• **Information provided**
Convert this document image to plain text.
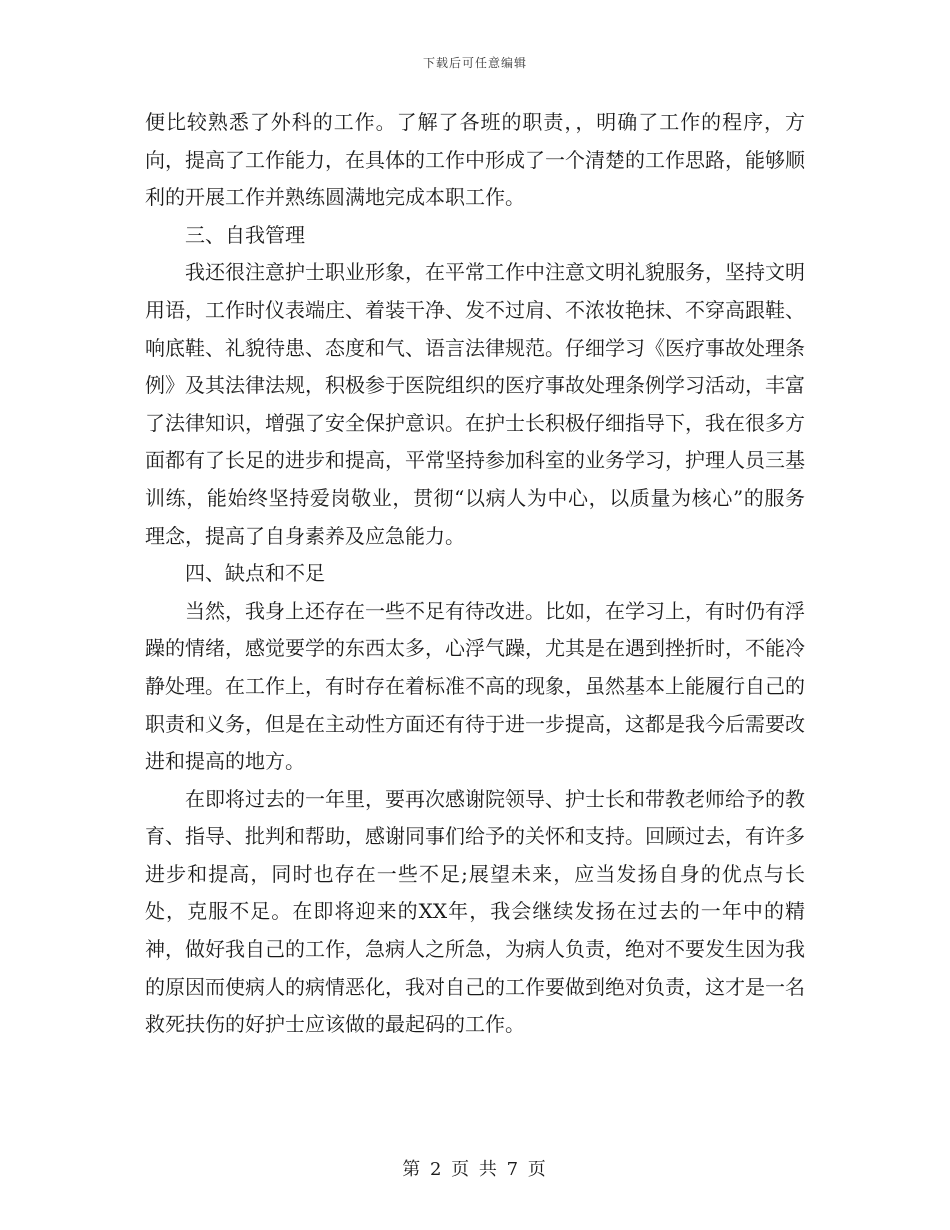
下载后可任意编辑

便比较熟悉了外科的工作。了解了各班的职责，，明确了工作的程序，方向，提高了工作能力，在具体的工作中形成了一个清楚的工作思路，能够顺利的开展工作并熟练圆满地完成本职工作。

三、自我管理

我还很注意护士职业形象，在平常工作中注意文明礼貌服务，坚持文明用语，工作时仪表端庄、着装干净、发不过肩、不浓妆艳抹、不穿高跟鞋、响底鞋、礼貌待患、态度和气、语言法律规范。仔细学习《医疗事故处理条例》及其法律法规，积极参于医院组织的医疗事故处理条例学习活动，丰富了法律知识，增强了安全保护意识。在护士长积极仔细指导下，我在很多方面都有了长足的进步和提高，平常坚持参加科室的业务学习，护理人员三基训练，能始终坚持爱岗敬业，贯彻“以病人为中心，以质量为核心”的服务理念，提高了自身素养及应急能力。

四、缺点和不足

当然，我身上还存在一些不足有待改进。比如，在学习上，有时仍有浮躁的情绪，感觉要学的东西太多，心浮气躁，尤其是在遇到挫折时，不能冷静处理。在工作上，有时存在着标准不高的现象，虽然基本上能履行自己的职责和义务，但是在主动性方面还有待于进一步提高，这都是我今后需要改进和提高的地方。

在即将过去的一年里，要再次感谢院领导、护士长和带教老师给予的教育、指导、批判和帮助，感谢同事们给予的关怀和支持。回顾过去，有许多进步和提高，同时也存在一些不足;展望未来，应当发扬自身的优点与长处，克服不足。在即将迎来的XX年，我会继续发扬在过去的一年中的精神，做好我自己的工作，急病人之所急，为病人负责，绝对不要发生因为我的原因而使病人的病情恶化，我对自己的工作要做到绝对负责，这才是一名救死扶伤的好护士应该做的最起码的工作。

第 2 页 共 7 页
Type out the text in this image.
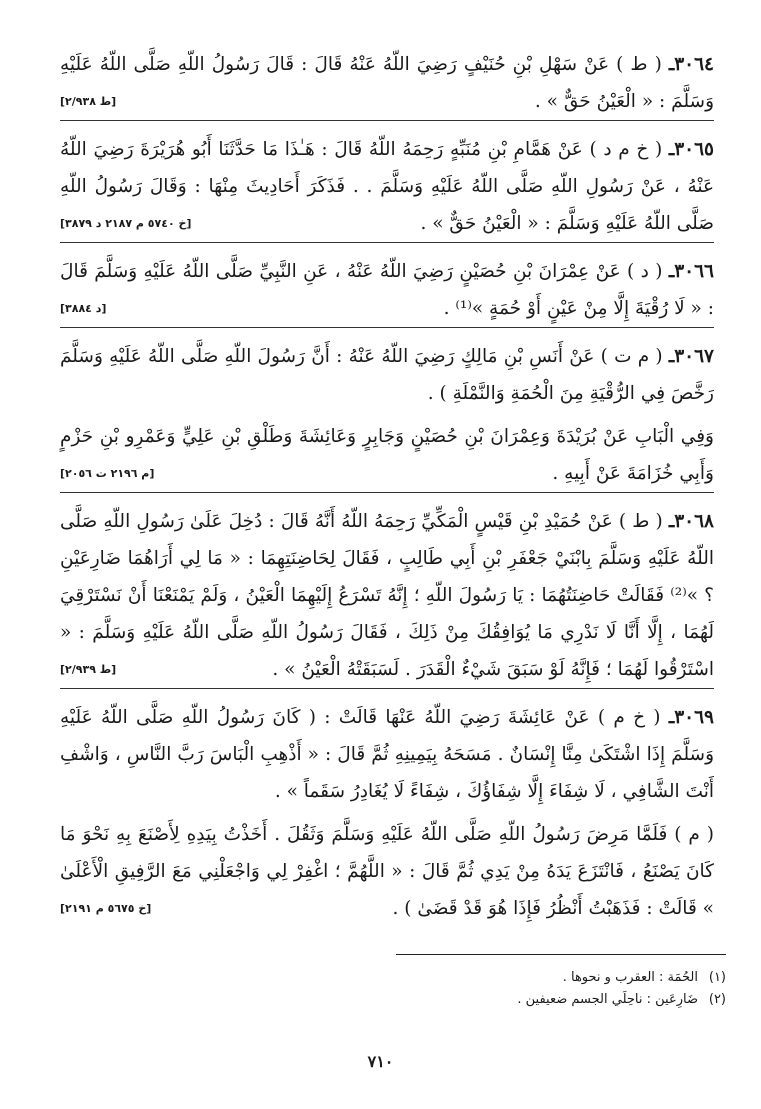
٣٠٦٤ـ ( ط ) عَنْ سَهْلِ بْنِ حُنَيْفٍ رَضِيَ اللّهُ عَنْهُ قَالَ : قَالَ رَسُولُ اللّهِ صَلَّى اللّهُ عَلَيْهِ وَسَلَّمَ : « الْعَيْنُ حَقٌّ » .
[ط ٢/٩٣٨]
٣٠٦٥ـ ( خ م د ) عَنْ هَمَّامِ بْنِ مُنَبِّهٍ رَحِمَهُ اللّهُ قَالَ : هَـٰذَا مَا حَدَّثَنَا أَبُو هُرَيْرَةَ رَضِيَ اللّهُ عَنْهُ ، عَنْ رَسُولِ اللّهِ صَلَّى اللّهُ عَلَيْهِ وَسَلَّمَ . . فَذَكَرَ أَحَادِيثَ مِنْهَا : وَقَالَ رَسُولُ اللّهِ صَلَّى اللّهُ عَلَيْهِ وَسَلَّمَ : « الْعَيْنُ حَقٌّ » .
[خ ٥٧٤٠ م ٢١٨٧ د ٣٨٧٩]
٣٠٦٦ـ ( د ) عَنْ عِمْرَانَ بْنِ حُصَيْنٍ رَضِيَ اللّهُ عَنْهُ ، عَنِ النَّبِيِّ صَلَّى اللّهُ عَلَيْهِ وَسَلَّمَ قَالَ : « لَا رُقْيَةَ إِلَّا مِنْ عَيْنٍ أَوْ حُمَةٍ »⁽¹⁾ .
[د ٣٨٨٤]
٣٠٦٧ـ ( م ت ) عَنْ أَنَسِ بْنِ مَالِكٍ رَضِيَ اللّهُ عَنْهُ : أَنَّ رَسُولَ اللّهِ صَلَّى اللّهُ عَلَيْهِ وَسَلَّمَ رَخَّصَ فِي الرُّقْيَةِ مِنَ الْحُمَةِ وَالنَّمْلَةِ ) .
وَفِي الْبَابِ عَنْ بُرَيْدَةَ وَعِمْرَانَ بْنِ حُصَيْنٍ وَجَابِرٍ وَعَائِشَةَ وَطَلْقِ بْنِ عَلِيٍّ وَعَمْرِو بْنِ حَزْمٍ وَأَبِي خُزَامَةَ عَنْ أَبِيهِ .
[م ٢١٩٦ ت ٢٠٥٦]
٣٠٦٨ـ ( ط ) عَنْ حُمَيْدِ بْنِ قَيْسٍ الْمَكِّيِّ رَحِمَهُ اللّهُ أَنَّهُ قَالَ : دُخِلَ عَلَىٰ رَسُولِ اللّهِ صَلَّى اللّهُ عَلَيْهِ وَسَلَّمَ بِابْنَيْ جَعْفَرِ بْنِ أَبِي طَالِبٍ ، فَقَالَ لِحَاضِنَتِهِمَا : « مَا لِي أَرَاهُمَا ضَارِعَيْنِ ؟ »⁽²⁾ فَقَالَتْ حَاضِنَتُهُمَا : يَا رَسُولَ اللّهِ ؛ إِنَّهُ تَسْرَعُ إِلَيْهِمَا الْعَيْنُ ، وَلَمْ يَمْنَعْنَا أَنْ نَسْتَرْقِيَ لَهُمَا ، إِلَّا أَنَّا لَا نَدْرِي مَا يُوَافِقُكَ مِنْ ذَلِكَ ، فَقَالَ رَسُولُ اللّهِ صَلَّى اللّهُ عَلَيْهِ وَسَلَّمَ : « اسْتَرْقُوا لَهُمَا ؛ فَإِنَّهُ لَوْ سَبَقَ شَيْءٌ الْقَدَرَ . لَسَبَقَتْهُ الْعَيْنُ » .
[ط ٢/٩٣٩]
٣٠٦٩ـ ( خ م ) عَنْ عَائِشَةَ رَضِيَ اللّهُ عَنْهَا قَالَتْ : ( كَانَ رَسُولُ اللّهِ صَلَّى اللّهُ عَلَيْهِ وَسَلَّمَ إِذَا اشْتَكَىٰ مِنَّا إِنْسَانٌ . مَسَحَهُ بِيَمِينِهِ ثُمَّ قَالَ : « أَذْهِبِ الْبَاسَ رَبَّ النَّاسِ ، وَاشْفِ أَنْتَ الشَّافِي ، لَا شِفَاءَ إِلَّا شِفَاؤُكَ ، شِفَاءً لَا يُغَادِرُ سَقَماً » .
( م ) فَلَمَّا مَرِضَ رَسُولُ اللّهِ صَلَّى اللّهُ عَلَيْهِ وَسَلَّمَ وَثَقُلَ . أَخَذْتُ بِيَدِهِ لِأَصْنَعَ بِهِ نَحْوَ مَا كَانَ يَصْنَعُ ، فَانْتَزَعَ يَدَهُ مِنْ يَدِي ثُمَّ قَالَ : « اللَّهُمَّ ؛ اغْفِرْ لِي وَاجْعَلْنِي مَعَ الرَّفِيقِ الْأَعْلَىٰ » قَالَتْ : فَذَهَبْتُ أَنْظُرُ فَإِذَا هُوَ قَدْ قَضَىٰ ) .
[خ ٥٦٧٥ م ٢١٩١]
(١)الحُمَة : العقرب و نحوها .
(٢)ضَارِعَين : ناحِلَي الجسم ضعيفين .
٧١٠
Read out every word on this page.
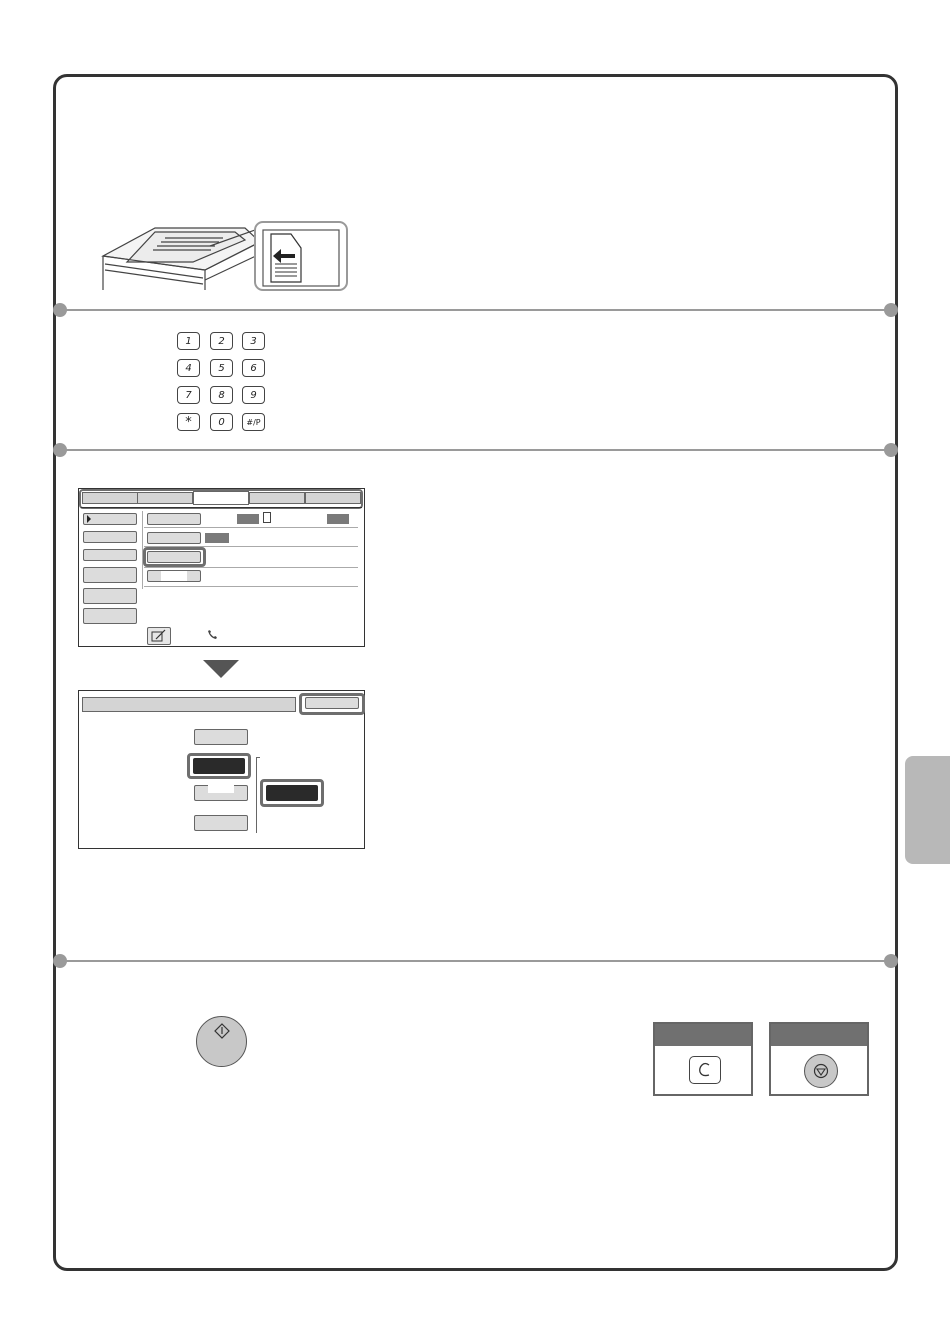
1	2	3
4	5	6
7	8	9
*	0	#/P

• **Set problem**
The string "this" may appear in lines of the listing above; tally those lines and give the number only.

• **Final answer**
3